Exercise details
Transcribe the listing below word for word.

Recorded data
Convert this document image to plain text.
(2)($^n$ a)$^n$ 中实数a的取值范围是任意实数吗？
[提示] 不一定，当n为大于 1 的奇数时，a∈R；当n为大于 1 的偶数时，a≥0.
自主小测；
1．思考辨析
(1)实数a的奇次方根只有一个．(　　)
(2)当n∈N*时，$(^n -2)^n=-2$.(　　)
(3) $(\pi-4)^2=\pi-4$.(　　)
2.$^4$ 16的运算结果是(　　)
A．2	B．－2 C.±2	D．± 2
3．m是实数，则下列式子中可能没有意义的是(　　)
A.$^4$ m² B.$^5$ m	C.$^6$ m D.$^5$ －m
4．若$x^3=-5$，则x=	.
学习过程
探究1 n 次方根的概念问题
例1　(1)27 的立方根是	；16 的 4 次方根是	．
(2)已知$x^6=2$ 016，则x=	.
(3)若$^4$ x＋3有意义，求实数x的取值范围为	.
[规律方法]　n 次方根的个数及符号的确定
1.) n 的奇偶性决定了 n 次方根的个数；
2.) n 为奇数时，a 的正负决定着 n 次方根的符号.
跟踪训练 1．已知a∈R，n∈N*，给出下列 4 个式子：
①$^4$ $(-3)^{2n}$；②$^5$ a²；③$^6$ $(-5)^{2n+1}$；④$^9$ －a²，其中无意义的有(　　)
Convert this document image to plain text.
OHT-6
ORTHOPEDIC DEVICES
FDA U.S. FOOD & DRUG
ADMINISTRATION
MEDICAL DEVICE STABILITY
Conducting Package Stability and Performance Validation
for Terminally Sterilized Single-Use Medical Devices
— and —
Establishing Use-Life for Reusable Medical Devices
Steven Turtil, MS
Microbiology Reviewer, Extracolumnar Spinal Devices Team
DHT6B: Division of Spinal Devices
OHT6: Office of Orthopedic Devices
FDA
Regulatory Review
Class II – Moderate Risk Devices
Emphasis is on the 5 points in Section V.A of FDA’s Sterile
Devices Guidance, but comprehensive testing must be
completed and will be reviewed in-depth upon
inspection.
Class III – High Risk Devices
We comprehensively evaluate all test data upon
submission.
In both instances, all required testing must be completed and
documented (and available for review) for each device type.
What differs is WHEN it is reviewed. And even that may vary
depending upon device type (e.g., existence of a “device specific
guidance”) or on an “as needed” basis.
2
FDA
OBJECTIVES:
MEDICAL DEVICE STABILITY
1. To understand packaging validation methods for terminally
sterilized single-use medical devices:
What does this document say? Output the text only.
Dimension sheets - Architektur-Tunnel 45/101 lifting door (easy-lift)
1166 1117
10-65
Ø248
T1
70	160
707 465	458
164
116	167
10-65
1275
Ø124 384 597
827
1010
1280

Solved exercise
Convert this document image to plain text.
(2)($^n$ a)$^n$ 中实数a的取值范围是任意实数吗？
[提示] 不一定，当n为大于 1 的奇数时，a∈R；当n为大于 1 的偶数时，a≥0.
自主小测；
1．思考辨析
(1)实数a的奇次方根只有一个．(　　)
(2)当n∈N*时，$(^n -2)^n=-2$.(　　)
(3) $(\pi-4)^2=\pi-4$.(　　)
2.$^4$ 16的运算结果是(　　)
A．2	B．－2 C.±2	D．± 2
3．m是实数，则下列式子中可能没有意义的是(　　)
A.$^4$ m² B.$^5$ m	C.$^6$ m D.$^5$ －m
4．若$x^3=-5$，则x=	.
学习过程
探究1 n 次方根的概念问题
例1　(1)27 的立方根是	；16 的 4 次方根是	．
(2)已知$x^6=2$ 016，则x=	.
(3)若$^4$ x＋3有意义，求实数x的取值范围为	.
[规律方法]　n 次方根的个数及符号的确定
1.) n 的奇偶性决定了 n 次方根的个数；
2.) n 为奇数时，a 的正负决定着 n 次方根的符号.
跟踪训练 1．已知a∈R，n∈N*，给出下列 4 个式子：
①$^4$ $(-3)^{2n}$；②$^5$ a²；③$^6$ $(-5)^{2n+1}$；④$^9$ －a²，其中无意义的有(　　)
Convert this document image to plain text.
OHT-6
ORTHOPEDIC DEVICES
FDA U.S. FOOD & DRUG
ADMINISTRATION
MEDICAL DEVICE STABILITY
Conducting Package Stability and Performance Validation
for Terminally Sterilized Single-Use Medical Devices
— and —
Establishing Use-Life for Reusable Medical Devices
Steven Turtil, MS
Microbiology Reviewer, Extracolumnar Spinal Devices Team
DHT6B: Division of Spinal Devices
OHT6: Office of Orthopedic Devices
FDA
Regulatory Review
Class II – Moderate Risk Devices
Emphasis is on the 5 points in Section V.A of FDA’s Sterile
Devices Guidance, but comprehensive testing must be
completed and will be reviewed in-depth upon
inspection.
Class III – High Risk Devices
We comprehensively evaluate all test data upon
submission.
In both instances, all required testing must be completed and
documented (and available for review) for each device type.
What differs is WHEN it is reviewed. And even that may vary
depending upon device type (e.g., existence of a “device specific
guidance”) or on an “as needed” basis.
2
FDA
OBJECTIVES:
MEDICAL DEVICE STABILITY
1. To understand packaging validation methods for terminally
sterilized single-use medical devices:
What does this document say? Output the text only.
Dimension sheets - Architektur-Tunnel 45/101 lifting door (easy-lift)
1166 1117
10-65
Ø248
T1
70	160
707 465	458
164
116	167
10-65
1275
Ø124 384 597
827
1010
1280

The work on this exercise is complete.